## GIVEN TEXT
____

Maritime Protection and Indemnity (P&I) Club Gard on Wednesday (30 March) issued an alert indicating members and clients reporting operational problems that may be caused by contaminated bunkers, mostly HSFO, stemmed in Singapore in the first quarter of 2022:

We refer to Veritas Petroleum Services’ (VPS) Alert No. 05/2022 dated 11 March 2022 reporting that high levels of chlorinated hydrocarbons have been noted in fuel samples of HSFO deliveries from Singapore. While the deliveries were made by different suppliers during this time, the ISO 8217, Table 2 test requirements were met. The presence of contaminants was found during enhanced testing – GC-MS (Gas Chromatography- Mass Spectrometer), which revealed chlorinated hydrocarbons and organic chlorides. Gard Members can access the VPS Alert here.

VPS advises that the consequences of such contamination include worn out fuel pumps, fuel valve problems and subsequently the main or auxiliary engines failing to start. Gard insured vessels have experienced operational issues that may be related to contaminated stems including blackouts, loss of propulsion, high exhaust temperature deviation and excessive sludging in the fuel system. In some cases, the vessels even required a tow to port. The long terms effect of these contaminants on the machinery, if any, are not yet known.

____

## CHALLENGE
Carry on the text about contaminated fuel from Singapore, picking up after its last sentence.

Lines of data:
____

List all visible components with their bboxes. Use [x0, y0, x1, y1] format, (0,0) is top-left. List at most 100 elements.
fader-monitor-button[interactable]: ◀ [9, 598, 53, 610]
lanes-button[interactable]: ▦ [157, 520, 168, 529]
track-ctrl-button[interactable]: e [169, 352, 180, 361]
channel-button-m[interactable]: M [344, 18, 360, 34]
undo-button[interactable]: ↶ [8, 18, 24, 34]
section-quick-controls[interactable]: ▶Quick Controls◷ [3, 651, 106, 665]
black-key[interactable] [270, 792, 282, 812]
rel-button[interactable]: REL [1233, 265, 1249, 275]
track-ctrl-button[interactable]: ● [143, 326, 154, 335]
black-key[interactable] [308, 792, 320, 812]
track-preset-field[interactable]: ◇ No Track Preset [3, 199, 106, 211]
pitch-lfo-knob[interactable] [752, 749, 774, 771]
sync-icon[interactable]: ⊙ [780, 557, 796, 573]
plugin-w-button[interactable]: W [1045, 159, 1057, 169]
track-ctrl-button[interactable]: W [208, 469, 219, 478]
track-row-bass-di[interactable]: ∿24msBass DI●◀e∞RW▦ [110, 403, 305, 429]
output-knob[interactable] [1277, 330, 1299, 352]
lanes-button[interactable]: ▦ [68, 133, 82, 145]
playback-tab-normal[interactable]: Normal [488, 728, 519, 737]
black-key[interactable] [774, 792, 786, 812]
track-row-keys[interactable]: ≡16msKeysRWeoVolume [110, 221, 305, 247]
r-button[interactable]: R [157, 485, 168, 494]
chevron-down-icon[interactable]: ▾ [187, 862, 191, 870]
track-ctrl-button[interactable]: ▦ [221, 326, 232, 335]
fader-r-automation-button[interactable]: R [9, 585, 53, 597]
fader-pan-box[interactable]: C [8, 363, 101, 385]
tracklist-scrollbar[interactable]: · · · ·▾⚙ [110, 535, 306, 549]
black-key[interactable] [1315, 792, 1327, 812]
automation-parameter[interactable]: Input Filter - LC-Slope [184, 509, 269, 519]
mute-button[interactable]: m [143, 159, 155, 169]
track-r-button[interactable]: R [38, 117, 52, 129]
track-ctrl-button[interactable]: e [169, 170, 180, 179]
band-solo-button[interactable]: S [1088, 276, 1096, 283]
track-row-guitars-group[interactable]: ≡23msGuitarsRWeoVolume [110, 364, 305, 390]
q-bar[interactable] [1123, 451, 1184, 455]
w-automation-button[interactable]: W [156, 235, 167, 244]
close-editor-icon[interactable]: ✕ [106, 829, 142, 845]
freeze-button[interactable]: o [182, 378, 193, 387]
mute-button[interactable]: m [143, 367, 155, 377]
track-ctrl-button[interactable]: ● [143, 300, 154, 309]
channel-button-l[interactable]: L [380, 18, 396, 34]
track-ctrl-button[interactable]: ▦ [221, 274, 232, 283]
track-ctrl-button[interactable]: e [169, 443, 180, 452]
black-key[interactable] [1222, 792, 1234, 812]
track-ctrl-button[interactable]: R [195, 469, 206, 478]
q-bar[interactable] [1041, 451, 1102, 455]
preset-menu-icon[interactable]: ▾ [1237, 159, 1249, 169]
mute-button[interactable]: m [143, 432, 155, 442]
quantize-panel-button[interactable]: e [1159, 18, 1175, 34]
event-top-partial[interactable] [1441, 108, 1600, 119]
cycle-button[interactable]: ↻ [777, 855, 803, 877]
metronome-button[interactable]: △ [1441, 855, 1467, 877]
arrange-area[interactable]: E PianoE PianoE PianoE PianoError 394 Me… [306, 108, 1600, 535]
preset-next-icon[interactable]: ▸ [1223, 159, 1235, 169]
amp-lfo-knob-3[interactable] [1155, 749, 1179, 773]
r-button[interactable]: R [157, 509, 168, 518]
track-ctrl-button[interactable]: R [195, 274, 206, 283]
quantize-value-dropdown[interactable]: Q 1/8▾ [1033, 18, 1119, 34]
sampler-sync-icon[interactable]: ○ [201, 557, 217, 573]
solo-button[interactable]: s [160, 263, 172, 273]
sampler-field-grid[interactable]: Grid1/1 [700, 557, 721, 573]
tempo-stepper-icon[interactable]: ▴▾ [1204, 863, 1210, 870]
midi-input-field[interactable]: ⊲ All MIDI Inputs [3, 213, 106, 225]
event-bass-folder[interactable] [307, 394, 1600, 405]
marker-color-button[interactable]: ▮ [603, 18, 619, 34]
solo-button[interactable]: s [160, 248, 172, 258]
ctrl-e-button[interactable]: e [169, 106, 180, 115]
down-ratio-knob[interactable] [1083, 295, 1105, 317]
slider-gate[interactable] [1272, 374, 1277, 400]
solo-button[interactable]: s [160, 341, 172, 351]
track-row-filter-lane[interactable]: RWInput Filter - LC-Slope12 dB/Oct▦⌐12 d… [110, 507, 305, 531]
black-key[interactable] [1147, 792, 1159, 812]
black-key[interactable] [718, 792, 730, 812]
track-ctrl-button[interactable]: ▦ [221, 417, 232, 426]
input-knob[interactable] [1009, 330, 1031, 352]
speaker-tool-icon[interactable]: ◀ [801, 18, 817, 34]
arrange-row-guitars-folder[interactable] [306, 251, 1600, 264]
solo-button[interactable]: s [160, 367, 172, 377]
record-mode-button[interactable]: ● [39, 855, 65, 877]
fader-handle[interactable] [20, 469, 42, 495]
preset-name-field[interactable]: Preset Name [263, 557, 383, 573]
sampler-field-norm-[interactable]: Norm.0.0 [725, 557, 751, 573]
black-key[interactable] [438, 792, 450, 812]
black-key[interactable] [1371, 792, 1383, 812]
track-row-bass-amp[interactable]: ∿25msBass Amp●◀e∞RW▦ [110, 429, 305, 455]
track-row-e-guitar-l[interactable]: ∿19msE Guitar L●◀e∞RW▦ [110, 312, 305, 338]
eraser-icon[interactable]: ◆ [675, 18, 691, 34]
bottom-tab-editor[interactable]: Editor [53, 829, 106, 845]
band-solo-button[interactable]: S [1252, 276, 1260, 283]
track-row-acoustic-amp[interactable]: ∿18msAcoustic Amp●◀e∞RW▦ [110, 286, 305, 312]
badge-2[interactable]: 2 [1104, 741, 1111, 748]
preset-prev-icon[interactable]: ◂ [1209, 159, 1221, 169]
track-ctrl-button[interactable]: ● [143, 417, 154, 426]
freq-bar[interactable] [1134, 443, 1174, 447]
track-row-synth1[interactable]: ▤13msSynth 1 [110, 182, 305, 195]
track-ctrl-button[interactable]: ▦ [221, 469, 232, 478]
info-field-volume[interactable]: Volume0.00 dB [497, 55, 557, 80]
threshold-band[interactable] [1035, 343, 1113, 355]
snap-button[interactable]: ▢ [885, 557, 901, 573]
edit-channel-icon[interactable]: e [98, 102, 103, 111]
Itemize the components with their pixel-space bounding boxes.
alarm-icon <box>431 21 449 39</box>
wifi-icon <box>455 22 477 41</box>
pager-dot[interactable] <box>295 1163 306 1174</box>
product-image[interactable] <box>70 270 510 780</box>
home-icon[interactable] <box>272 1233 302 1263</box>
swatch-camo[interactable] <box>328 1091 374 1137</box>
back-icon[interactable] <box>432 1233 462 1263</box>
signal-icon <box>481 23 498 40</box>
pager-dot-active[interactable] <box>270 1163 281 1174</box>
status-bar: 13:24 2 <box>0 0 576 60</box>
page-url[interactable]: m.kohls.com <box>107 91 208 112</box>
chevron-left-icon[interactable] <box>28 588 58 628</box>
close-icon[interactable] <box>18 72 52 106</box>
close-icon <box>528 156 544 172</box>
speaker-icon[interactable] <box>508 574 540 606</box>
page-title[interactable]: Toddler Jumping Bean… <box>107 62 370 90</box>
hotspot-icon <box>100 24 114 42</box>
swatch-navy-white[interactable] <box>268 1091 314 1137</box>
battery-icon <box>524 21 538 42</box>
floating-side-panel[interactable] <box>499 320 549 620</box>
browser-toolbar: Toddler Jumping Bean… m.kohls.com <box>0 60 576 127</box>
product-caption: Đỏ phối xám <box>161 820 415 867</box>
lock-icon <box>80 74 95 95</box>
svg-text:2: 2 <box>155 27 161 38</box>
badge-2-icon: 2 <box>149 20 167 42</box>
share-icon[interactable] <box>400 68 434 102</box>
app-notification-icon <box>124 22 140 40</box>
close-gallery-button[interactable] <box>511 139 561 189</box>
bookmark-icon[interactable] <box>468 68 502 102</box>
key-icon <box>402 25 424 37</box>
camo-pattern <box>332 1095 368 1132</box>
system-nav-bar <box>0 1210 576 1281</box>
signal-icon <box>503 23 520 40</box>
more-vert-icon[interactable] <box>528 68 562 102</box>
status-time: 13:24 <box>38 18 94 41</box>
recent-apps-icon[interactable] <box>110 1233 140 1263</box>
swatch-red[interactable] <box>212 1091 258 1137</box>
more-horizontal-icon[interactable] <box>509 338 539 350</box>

____

## ANSWER BELOW
Subsequent to the VPS alert, Gard also contacted other industry organizations to ascertain if they have had similar experiences. We have not received feedback at the time of drafting this alert although we have been made aware that a number of testing laboratories have published client alerts on this issue that corroborate the VPS findings. We would like to mention that these findings do not reflect the overall quality of bunkers supplied in Singapore.

Given that Gard has experienced a few severe cases of main engine breakdown, we would reiterate some of the recommendations in the VPS alert  as well as Gard’s previous advice on additional testing mentioned in our Insight “Contaminated bunker issue continues to spread” which related to the spate of contaminated bunkers originating in Houston in 2018 and 2019.

Key recommendations

  1. Ship’s crew on vessels that have recently stemmed HSFO bunkers in Singapore should be aware of the possible presence of chlorinated hydrocarbons and the potential effects on the vessel operation. Before using the fuel, owners, operators and charterers may consider seeking assurances from the supplier that the fuel has been tested for chlorinated hydrocarbons and request documentation of the results. At this time, the affected fuel seems to be limited to HFSO, that is, fuel that is intended for consumption by vessels fitted with scrubbers in order to comply with MARPOL sulphur emission standards. This alert does not apply to distillates.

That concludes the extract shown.